Problem to work on = Please output the lines shown below exactly as they appear.

Provided records =
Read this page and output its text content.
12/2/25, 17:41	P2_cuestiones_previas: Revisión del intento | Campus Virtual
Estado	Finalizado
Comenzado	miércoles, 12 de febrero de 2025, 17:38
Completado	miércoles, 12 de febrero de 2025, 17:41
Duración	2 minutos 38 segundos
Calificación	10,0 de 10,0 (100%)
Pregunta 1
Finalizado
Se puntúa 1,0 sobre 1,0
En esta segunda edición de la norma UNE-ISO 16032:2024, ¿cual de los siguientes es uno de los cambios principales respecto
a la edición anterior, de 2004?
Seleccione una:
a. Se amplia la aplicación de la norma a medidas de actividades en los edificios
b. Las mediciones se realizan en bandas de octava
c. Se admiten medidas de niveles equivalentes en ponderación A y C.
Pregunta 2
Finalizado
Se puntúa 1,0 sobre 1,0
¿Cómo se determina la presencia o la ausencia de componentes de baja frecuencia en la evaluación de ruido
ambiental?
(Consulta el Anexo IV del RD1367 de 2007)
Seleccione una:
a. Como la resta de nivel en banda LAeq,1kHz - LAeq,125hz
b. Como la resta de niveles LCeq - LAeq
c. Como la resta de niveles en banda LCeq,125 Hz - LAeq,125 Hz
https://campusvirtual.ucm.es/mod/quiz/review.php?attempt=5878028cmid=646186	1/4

Answer below =
Read this page and output its text content.
12/2/25, 17:41	P2_cuestiones_previas: Revisión del intento | Campus Virtual
Estado	Finalizado
Comenzado	miércoles, 12 de febrero de 2025, 17:38
Completado	miércoles, 12 de febrero de 2025, 17:41
Duración	2 minutos 38 segundos
Calificación	10,0 de 10,0 (100%)
Pregunta 1
Finalizado
Se puntúa 1,0 sobre 1,0
En esta segunda edición de la norma UNE-ISO 16032:2024, ¿cual de los siguientes es uno de los cambios principales respecto
a la edición anterior, de 2004?
Seleccione una:
a. Se amplia la aplicación de la norma a medidas de actividades en los edificios
b. Las mediciones se realizan en bandas de octava
c. Se admiten medidas de niveles equivalentes en ponderación A y C.
Pregunta 2
Finalizado
Se puntúa 1,0 sobre 1,0
¿Cómo se determina la presencia o la ausencia de componentes de baja frecuencia en la evaluación de ruido
ambiental?
(Consulta el Anexo IV del RD1367 de 2007)
Seleccione una:
a. Como la resta de nivel en banda LAeq,1kHz - LAeq,125hz
b. Como la resta de niveles LCeq - LAeq
c. Como la resta de niveles en banda LCeq,125 Hz - LAeq,125 Hz
https://campusvirtual.ucm.es/mod/quiz/review.php?attempt=5878028cmid=646186	1/4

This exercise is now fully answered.